• [Task details]: Rewrite the records below, swapping every "legend-label" for "key-label" and keeping everything else the same.

— BEGIN —

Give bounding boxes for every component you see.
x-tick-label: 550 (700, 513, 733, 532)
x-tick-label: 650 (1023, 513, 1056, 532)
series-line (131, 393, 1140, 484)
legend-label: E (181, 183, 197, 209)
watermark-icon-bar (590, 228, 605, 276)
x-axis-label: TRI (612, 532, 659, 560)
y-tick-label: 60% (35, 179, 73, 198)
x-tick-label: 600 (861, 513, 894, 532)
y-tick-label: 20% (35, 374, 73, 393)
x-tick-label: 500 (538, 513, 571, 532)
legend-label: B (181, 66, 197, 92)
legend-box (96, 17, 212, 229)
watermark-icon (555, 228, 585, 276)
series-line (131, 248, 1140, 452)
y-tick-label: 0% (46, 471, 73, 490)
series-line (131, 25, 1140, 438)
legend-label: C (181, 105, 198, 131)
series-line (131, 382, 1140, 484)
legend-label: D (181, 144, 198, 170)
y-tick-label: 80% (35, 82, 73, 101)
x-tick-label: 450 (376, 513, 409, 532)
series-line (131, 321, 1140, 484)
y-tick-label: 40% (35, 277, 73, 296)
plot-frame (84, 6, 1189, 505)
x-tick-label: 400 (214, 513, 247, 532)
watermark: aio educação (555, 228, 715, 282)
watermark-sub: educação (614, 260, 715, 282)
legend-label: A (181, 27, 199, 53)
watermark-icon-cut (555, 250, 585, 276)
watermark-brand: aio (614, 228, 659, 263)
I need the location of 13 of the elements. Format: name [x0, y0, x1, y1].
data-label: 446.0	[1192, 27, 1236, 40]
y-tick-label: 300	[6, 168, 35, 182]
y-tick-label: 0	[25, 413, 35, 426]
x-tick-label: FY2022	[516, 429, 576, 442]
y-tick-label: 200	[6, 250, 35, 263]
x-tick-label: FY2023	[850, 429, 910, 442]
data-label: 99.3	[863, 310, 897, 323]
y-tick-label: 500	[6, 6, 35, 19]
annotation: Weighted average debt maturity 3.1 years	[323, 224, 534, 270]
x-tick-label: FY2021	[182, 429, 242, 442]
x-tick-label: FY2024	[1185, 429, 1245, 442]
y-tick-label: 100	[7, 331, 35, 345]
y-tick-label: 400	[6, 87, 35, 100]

— END —

• [The solution]:
Give bounding boxes for every component you see.
x-tick-label: 550 (700, 513, 733, 532)
x-tick-label: 650 (1023, 513, 1056, 532)
series-line (131, 393, 1140, 484)
key-label: E (181, 183, 197, 209)
watermark-icon-bar (590, 228, 605, 276)
x-axis-label: TRI (612, 532, 659, 560)
y-tick-label: 60% (35, 179, 73, 198)
x-tick-label: 600 (861, 513, 894, 532)
y-tick-label: 20% (35, 374, 73, 393)
x-tick-label: 500 (538, 513, 571, 532)
key-label: B (181, 66, 197, 92)
legend-box (96, 17, 212, 229)
watermark-icon (555, 228, 585, 276)
series-line (131, 248, 1140, 452)
y-tick-label: 0% (46, 471, 73, 490)
series-line (131, 25, 1140, 438)
key-label: C (181, 105, 198, 131)
series-line (131, 382, 1140, 484)
key-label: D (181, 144, 198, 170)
y-tick-label: 80% (35, 82, 73, 101)
x-tick-label: 450 (376, 513, 409, 532)
series-line (131, 321, 1140, 484)
y-tick-label: 40% (35, 277, 73, 296)
plot-frame (84, 6, 1189, 505)
x-tick-label: 400 (214, 513, 247, 532)
watermark: aio educação (555, 228, 715, 282)
watermark-sub: educação (614, 260, 715, 282)
key-label: A (181, 27, 199, 53)
watermark-icon-cut (555, 250, 585, 276)
watermark-brand: aio (614, 228, 659, 263)
I need the location of 13 of the elements. Format: name [x0, y0, x1, y1].
data-label: 446.0	[1192, 27, 1236, 40]
y-tick-label: 300	[6, 168, 35, 182]
y-tick-label: 0	[25, 413, 35, 426]
x-tick-label: FY2022	[516, 429, 576, 442]
y-tick-label: 200	[6, 250, 35, 263]
x-tick-label: FY2023	[850, 429, 910, 442]
data-label: 99.3	[863, 310, 897, 323]
y-tick-label: 500	[6, 6, 35, 19]
annotation: Weighted average debt maturity 3.1 years	[323, 224, 534, 270]
x-tick-label: FY2021	[182, 429, 242, 442]
x-tick-label: FY2024	[1185, 429, 1245, 442]
y-tick-label: 100	[7, 331, 35, 345]
y-tick-label: 400	[6, 87, 35, 100]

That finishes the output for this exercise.